--- START Exercise data ---

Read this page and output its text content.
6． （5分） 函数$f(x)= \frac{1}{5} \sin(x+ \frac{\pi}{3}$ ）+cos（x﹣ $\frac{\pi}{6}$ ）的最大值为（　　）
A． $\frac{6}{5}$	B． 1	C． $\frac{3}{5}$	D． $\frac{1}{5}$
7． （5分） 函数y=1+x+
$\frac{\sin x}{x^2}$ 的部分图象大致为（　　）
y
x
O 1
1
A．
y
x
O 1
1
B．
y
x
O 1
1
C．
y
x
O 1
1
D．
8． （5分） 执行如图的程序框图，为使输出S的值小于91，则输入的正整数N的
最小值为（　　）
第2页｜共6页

--- END Exercise data ---
--- START Exercise data ---

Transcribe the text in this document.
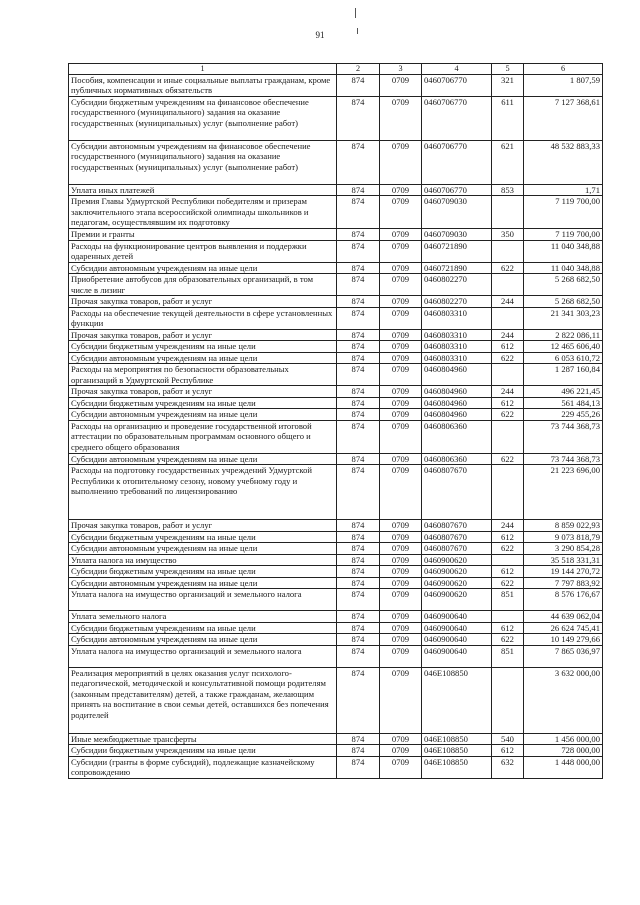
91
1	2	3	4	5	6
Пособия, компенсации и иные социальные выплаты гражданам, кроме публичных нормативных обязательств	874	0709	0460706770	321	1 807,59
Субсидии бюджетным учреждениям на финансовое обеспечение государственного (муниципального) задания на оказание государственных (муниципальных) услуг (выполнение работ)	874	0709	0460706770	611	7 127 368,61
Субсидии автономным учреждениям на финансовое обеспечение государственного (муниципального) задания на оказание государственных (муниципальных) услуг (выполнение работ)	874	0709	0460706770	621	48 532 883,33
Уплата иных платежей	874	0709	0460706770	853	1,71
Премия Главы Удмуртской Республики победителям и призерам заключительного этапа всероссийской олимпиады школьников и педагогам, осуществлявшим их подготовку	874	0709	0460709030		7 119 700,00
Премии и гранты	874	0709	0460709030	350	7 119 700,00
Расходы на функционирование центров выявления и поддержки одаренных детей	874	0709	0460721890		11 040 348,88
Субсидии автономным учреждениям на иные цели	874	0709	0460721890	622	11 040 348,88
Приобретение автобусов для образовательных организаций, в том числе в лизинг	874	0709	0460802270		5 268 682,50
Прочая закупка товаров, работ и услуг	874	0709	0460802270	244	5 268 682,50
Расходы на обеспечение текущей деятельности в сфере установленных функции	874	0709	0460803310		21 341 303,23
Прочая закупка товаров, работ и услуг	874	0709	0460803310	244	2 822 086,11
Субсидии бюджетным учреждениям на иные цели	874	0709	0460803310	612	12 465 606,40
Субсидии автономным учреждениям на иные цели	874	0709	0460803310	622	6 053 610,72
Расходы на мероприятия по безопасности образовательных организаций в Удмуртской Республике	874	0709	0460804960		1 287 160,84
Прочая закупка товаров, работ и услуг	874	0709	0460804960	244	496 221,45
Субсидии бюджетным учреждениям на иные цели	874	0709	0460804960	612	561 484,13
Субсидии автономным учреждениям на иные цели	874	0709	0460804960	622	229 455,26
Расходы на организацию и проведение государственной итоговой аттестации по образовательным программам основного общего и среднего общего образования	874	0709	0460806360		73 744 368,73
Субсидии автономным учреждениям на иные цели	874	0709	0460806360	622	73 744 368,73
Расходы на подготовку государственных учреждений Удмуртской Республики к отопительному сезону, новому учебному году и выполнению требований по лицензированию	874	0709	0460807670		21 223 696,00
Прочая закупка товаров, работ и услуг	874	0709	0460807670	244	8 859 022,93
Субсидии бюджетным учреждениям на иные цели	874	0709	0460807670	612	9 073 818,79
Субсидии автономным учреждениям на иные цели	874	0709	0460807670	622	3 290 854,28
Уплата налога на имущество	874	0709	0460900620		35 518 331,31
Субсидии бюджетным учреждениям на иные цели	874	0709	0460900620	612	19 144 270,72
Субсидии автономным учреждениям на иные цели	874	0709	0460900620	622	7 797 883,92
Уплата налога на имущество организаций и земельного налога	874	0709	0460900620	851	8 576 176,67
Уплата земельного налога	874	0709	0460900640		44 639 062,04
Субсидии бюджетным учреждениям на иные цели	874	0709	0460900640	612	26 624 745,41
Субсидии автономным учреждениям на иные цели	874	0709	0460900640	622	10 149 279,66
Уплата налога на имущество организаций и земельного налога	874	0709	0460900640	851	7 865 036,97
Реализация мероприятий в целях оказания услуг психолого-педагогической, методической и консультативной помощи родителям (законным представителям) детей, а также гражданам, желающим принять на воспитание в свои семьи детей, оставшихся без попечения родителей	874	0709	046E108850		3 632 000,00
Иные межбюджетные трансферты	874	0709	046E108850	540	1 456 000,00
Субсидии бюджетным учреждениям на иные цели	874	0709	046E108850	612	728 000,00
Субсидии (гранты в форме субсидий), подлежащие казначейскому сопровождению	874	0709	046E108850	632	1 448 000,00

--- END Exercise data ---
--- START Exercise data ---

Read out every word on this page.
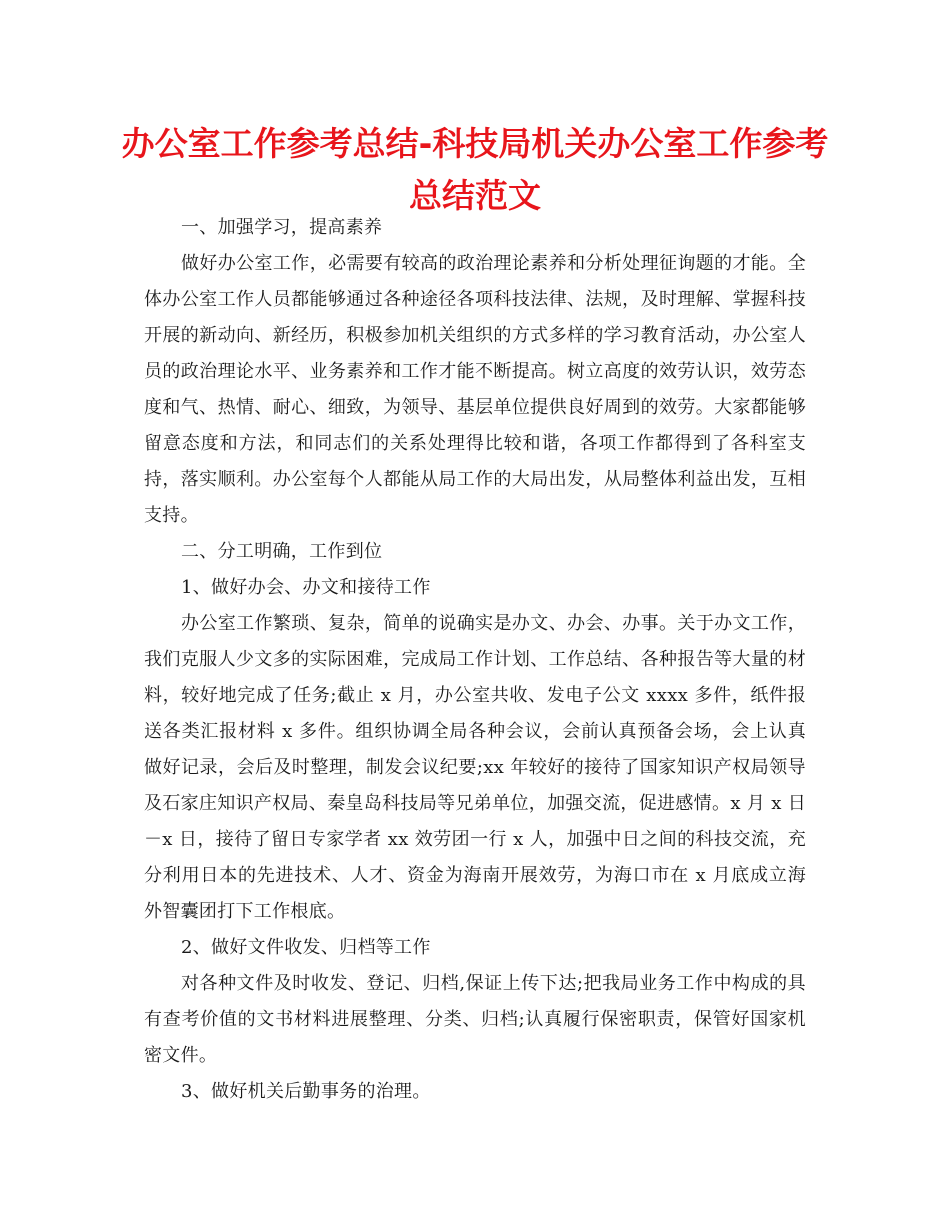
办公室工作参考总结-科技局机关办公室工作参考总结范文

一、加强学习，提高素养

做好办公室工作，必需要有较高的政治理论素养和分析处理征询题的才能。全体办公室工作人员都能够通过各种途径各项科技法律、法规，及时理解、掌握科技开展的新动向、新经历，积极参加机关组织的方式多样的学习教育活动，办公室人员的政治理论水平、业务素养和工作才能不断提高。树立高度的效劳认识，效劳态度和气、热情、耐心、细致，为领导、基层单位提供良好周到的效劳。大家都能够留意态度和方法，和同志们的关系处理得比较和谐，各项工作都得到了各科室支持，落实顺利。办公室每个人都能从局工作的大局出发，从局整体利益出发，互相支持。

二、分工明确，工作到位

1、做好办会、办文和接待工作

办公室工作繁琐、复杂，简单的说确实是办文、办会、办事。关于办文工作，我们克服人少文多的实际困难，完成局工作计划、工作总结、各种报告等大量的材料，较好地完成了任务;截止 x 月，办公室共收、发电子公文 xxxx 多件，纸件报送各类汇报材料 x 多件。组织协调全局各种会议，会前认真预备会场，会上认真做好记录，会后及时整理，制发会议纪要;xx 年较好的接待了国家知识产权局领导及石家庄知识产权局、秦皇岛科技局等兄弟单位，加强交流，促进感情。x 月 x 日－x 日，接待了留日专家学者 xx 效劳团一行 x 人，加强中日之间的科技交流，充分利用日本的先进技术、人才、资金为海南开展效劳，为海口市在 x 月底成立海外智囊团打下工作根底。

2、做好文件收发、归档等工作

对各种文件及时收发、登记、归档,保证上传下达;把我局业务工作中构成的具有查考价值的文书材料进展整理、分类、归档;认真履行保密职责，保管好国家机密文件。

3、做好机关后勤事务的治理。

--- END Exercise data ---

# Problem statement:
Take every line above carrying "Расходы" and return it.

# Output below:
Расходы на функционирование центров выявления и поддержки одаренных детей	874	0709	0460721890		11 040 348,88
Расходы на обеспечение текущей деятельности в сфере установленных функции	874	0709	0460803310		21 341 303,23
Расходы на мероприятия по безопасности образовательных организаций в Удмуртской Республике	874	0709	0460804960		1 287 160,84
Расходы на организацию и проведение государственной итоговой аттестации по образовательным программам основного общего и среднего общего образования	874	0709	0460806360		73 744 368,73
Расходы на подготовку государственных учреждений Удмуртской Республики к отопительному сезону, новому учебному году и выполнению требований по лицензированию	874	0709	0460807670		21 223 696,00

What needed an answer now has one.